Show every line of the records below that contains the word "median".

● RECORDS TO PROCESS
════════════════════

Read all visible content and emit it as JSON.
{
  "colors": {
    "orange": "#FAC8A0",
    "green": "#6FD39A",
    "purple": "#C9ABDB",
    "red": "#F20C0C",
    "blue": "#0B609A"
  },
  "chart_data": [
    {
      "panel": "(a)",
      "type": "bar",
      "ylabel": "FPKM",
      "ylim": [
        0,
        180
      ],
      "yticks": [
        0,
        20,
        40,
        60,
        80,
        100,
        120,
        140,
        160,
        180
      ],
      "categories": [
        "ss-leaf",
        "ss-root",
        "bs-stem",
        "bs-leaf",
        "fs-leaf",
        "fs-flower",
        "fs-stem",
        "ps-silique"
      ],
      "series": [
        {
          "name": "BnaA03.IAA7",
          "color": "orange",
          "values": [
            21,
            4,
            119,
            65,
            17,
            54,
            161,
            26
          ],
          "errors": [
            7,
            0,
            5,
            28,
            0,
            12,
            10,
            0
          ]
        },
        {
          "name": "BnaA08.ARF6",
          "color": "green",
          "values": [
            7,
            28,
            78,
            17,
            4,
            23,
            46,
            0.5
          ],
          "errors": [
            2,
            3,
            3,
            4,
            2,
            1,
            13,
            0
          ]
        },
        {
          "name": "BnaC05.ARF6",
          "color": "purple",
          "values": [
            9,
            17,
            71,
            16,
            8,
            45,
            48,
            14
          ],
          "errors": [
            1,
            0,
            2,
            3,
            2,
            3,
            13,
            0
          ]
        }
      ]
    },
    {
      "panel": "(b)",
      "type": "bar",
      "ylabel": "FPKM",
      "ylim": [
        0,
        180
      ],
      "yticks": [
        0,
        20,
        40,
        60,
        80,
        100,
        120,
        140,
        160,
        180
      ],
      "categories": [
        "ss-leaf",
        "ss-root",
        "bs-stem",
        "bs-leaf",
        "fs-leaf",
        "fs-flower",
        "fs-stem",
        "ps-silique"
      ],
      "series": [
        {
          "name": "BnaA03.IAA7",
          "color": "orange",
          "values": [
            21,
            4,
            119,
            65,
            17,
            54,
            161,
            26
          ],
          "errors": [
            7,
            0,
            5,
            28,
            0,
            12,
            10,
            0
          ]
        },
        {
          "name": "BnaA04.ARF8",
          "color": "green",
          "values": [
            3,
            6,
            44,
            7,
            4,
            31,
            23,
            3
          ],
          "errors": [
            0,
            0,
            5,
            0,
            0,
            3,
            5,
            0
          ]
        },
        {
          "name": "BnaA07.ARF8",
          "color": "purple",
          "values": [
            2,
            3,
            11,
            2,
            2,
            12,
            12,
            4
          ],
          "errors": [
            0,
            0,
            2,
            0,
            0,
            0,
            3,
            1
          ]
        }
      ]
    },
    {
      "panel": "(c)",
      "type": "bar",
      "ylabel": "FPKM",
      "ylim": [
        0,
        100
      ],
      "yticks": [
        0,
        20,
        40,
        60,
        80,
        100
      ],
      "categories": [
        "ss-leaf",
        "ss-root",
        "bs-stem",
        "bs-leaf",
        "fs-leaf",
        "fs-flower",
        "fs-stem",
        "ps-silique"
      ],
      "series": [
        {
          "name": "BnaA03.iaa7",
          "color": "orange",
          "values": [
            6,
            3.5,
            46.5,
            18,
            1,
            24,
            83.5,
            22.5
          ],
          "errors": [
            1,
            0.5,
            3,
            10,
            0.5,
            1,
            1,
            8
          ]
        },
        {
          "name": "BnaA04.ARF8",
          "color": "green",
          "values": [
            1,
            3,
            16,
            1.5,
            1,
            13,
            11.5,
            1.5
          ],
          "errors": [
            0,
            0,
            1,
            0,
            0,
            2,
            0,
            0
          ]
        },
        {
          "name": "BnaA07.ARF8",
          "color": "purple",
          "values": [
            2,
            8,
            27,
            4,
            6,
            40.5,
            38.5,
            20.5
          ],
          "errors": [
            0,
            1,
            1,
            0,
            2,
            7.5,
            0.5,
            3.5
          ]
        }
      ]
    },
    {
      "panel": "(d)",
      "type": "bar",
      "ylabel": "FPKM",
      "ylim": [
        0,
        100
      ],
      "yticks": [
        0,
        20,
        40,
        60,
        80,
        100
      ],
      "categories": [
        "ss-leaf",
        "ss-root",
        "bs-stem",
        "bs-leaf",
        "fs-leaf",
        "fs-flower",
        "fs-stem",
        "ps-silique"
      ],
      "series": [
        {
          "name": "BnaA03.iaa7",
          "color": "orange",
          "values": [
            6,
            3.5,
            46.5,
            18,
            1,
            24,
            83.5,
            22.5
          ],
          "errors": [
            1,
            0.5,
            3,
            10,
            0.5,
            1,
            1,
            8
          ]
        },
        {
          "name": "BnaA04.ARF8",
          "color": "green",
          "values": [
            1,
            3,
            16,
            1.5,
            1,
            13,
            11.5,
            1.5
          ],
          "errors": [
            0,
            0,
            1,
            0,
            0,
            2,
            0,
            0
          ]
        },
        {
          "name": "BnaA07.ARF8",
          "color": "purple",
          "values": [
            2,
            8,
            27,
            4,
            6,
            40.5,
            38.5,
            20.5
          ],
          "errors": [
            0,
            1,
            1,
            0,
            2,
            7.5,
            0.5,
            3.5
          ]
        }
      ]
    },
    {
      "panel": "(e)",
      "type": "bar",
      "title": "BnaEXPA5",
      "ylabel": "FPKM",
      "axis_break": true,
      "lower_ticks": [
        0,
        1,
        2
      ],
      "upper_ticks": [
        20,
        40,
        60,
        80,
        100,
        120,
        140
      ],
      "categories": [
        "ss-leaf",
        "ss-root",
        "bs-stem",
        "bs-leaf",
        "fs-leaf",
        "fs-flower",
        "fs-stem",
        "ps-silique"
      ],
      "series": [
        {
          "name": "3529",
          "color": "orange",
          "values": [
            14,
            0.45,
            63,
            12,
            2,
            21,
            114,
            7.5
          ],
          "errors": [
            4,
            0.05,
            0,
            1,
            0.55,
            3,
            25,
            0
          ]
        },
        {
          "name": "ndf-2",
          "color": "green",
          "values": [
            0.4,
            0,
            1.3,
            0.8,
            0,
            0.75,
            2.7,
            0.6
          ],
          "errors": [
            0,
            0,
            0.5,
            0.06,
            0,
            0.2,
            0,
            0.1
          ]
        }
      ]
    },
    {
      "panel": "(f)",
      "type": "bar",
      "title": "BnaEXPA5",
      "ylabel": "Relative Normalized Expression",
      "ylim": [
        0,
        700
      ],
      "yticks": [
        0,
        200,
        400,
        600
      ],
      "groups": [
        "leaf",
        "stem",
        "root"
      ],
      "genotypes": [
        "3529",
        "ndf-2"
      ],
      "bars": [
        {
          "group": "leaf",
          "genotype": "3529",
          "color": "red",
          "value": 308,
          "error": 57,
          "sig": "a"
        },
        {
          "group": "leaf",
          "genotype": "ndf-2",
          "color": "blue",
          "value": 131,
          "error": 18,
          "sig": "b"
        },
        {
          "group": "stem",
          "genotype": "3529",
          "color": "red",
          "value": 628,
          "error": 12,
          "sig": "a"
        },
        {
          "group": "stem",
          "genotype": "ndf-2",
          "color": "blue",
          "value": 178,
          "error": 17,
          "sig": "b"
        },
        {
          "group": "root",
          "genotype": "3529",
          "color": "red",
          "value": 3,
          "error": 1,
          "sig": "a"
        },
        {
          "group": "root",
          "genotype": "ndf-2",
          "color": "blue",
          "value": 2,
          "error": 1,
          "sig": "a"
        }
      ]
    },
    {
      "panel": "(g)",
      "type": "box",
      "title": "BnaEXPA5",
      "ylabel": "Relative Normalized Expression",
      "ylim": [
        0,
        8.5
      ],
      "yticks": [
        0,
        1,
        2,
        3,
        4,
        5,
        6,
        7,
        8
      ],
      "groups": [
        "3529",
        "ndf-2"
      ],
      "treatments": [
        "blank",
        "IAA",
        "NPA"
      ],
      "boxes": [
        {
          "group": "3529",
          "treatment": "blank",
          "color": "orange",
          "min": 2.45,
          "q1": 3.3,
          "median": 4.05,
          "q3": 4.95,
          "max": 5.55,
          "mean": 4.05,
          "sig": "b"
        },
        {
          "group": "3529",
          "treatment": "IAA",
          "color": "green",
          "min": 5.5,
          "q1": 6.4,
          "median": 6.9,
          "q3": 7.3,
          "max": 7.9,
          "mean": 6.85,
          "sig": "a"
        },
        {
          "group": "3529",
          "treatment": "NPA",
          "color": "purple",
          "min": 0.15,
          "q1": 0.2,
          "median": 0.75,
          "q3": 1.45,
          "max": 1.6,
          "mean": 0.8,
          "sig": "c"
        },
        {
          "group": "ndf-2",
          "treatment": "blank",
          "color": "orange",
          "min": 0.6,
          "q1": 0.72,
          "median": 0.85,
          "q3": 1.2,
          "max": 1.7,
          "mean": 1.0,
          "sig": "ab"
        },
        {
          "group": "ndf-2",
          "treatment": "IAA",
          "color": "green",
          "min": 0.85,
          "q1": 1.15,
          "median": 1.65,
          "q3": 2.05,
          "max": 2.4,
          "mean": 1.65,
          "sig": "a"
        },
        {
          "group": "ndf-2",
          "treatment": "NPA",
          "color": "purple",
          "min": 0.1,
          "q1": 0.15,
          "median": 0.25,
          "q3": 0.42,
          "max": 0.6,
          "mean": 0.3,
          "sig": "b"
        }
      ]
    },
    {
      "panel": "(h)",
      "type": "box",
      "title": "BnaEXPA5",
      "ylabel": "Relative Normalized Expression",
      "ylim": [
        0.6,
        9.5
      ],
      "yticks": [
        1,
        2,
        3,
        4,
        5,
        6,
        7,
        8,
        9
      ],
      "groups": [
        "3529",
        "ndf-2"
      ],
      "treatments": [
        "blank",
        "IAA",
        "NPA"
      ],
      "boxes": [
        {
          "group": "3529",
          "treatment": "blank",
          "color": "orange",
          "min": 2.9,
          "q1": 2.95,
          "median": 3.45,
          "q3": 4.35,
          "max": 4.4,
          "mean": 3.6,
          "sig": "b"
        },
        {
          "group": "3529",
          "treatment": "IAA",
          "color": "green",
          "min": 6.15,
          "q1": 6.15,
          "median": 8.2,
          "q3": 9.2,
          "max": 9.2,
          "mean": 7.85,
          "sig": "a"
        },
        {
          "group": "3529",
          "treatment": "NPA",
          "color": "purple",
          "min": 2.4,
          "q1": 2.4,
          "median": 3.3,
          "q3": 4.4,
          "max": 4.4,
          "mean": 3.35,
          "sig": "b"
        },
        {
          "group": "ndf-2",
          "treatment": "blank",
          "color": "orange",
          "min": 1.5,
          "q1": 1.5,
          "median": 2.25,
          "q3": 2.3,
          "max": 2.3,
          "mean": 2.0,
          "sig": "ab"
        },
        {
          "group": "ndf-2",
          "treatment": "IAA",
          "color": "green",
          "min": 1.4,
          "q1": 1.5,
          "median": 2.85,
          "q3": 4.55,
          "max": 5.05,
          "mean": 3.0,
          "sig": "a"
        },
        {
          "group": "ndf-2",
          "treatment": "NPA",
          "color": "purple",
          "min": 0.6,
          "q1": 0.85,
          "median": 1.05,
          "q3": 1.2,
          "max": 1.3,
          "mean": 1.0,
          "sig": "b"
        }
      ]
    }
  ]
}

════════════════════

● THE SOLUTION
          "median": 4.05,
          "median": 6.9,
          "median": 0.75,
          "median": 0.85,
          "median": 1.65,
          "median": 0.25,
          "median": 3.45,
          "median": 8.2,
          "median": 3.3,
          "median": 2.25,
          "median": 2.85,
          "median": 1.05,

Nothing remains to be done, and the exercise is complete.